Each entry should be quoted word for word, including every mark of punctuation.

********

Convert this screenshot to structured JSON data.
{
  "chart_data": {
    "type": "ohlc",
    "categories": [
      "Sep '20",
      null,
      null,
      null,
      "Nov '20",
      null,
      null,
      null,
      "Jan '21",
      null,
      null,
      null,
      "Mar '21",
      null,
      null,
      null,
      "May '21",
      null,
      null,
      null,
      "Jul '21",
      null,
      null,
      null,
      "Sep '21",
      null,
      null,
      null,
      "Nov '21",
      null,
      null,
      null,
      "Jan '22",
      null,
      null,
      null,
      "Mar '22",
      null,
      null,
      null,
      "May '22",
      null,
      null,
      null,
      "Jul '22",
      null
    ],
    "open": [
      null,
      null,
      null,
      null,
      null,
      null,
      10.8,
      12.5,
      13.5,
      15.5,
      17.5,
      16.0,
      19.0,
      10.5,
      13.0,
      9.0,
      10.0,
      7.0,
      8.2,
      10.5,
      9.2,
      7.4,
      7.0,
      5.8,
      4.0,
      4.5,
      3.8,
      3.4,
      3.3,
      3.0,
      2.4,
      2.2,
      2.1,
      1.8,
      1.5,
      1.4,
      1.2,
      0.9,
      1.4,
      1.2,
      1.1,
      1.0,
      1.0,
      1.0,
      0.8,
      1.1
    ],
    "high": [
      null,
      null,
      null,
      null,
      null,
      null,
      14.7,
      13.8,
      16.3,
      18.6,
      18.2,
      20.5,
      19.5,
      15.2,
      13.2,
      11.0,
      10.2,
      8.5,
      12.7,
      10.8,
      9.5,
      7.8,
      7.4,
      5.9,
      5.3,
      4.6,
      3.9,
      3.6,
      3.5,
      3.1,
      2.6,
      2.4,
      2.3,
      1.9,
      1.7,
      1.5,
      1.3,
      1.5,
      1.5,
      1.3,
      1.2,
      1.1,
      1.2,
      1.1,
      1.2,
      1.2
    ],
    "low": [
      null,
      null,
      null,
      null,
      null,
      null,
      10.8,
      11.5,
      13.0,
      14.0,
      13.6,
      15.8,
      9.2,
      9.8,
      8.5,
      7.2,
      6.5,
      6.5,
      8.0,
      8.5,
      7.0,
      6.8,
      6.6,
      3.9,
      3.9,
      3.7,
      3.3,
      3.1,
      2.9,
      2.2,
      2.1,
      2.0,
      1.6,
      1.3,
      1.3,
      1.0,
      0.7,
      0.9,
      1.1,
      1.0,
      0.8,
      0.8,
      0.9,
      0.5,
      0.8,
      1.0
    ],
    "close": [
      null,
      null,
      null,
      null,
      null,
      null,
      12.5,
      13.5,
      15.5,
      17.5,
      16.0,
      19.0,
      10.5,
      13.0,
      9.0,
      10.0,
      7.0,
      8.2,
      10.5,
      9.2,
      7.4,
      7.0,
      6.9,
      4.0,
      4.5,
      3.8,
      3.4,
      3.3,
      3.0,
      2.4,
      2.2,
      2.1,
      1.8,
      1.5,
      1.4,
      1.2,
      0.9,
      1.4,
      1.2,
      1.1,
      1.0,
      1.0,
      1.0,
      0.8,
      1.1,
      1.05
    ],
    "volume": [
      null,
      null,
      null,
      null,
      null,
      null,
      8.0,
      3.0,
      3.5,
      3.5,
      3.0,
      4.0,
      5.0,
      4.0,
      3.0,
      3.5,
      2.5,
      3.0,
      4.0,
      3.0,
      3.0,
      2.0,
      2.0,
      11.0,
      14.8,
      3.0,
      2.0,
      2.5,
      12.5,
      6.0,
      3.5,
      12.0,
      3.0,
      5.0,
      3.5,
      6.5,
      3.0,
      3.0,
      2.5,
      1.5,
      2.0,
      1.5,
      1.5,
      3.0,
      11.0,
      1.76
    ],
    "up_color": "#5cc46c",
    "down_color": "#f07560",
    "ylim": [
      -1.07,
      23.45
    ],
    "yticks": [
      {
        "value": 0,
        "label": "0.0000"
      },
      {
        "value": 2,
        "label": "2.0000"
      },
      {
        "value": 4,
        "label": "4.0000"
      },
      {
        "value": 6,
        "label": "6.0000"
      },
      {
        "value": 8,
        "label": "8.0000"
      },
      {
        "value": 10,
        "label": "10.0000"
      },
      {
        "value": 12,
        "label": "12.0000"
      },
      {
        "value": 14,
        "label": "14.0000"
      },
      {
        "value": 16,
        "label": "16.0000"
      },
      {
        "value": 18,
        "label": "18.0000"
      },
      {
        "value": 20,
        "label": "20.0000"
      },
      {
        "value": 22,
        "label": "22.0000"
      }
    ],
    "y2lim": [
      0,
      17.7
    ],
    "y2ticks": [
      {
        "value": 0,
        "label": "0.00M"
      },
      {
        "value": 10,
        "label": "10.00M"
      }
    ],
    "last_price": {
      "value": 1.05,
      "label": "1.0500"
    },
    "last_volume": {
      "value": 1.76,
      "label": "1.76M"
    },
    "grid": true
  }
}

********

* _Answer to this task_:
Convert this screenshot to structured JSON data.
{
  "chart_data": {
    "type": "ohlc",
    "categories": [
      "Sep '20",
      null,
      null,
      null,
      "Nov '20",
      null,
      null,
      null,
      "Jan '21",
      null,
      null,
      null,
      "Mar '21",
      null,
      null,
      null,
      "May '21",
      null,
      null,
      null,
      "Jul '21",
      null,
      null,
      null,
      "Sep '21",
      null,
      null,
      null,
      "Nov '21",
      null,
      null,
      null,
      "Jan '22",
      null,
      null,
      null,
      "Mar '22",
      null,
      null,
      null,
      "May '22",
      null,
      null,
      null,
      "Jul '22",
      null
    ],
    "open": [
      null,
      null,
      null,
      null,
      null,
      null,
      10.8,
      12.5,
      13.5,
      15.5,
      17.5,
      16.0,
      19.0,
      10.5,
      13.0,
      9.0,
      10.0,
      7.0,
      8.2,
      10.5,
      9.2,
      7.4,
      7.0,
      5.8,
      4.0,
      4.5,
      3.8,
      3.4,
      3.3,
      3.0,
      2.4,
      2.2,
      2.1,
      1.8,
      1.5,
      1.4,
      1.2,
      0.9,
      1.4,
      1.2,
      1.1,
      1.0,
      1.0,
      1.0,
      0.8,
      1.1
    ],
    "high": [
      null,
      null,
      null,
      null,
      null,
      null,
      14.7,
      13.8,
      16.3,
      18.6,
      18.2,
      20.5,
      19.5,
      15.2,
      13.2,
      11.0,
      10.2,
      8.5,
      12.7,
      10.8,
      9.5,
      7.8,
      7.4,
      5.9,
      5.3,
      4.6,
      3.9,
      3.6,
      3.5,
      3.1,
      2.6,
      2.4,
      2.3,
      1.9,
      1.7,
      1.5,
      1.3,
      1.5,
      1.5,
      1.3,
      1.2,
      1.1,
      1.2,
      1.1,
      1.2,
      1.2
    ],
    "low": [
      null,
      null,
      null,
      null,
      null,
      null,
      10.8,
      11.5,
      13.0,
      14.0,
      13.6,
      15.8,
      9.2,
      9.8,
      8.5,
      7.2,
      6.5,
      6.5,
      8.0,
      8.5,
      7.0,
      6.8,
      6.6,
      3.9,
      3.9,
      3.7,
      3.3,
      3.1,
      2.9,
      2.2,
      2.1,
      2.0,
      1.6,
      1.3,
      1.3,
      1.0,
      0.7,
      0.9,
      1.1,
      1.0,
      0.8,
      0.8,
      0.9,
      0.5,
      0.8,
      1.0
    ],
    "close": [
      null,
      null,
      null,
      null,
      null,
      null,
      12.5,
      13.5,
      15.5,
      17.5,
      16.0,
      19.0,
      10.5,
      13.0,
      9.0,
      10.0,
      7.0,
      8.2,
      10.5,
      9.2,
      7.4,
      7.0,
      6.9,
      4.0,
      4.5,
      3.8,
      3.4,
      3.3,
      3.0,
      2.4,
      2.2,
      2.1,
      1.8,
      1.5,
      1.4,
      1.2,
      0.9,
      1.4,
      1.2,
      1.1,
      1.0,
      1.0,
      1.0,
      0.8,
      1.1,
      1.05
    ],
    "volume": [
      null,
      null,
      null,
      null,
      null,
      null,
      8.0,
      3.0,
      3.5,
      3.5,
      3.0,
      4.0,
      5.0,
      4.0,
      3.0,
      3.5,
      2.5,
      3.0,
      4.0,
      3.0,
      3.0,
      2.0,
      2.0,
      11.0,
      14.8,
      3.0,
      2.0,
      2.5,
      12.5,
      6.0,
      3.5,
      12.0,
      3.0,
      5.0,
      3.5,
      6.5,
      3.0,
      3.0,
      2.5,
      1.5,
      2.0,
      1.5,
      1.5,
      3.0,
      11.0,
      1.76
    ],
    "up_color": "#5cc46c",
    "down_color": "#f07560",
    "ylim": [
      -1.07,
      23.45
    ],
    "yticks": [
      {
        "value": 0,
        "label": "0.0000"
      },
      {
        "value": 2,
        "label": "2.0000"
      },
      {
        "value": 4,
        "label": "4.0000"
      },
      {
        "value": 6,
        "label": "6.0000"
      },
      {
        "value": 8,
        "label": "8.0000"
      },
      {
        "value": 10,
        "label": "10.0000"
      },
      {
        "value": 12,
        "label": "12.0000"
      },
      {
        "value": 14,
        "label": "14.0000"
      },
      {
        "value": 16,
        "label": "16.0000"
      },
      {
        "value": 18,
        "label": "18.0000"
      },
      {
        "value": 20,
        "label": "20.0000"
      },
      {
        "value": 22,
        "label": "22.0000"
      }
    ],
    "y2lim": [
      0,
      17.7
    ],
    "y2ticks": [
      {
        "value": 0,
        "label": "0.00M"
      },
      {
        "value": 10,
        "label": "10.00M"
      }
    ],
    "last_price": {
      "value": 1.05,
      "label": "1.0500"
    },
    "last_volume": {
      "value": 1.76,
      "label": "1.76M"
    },
    "grid": true
  }
}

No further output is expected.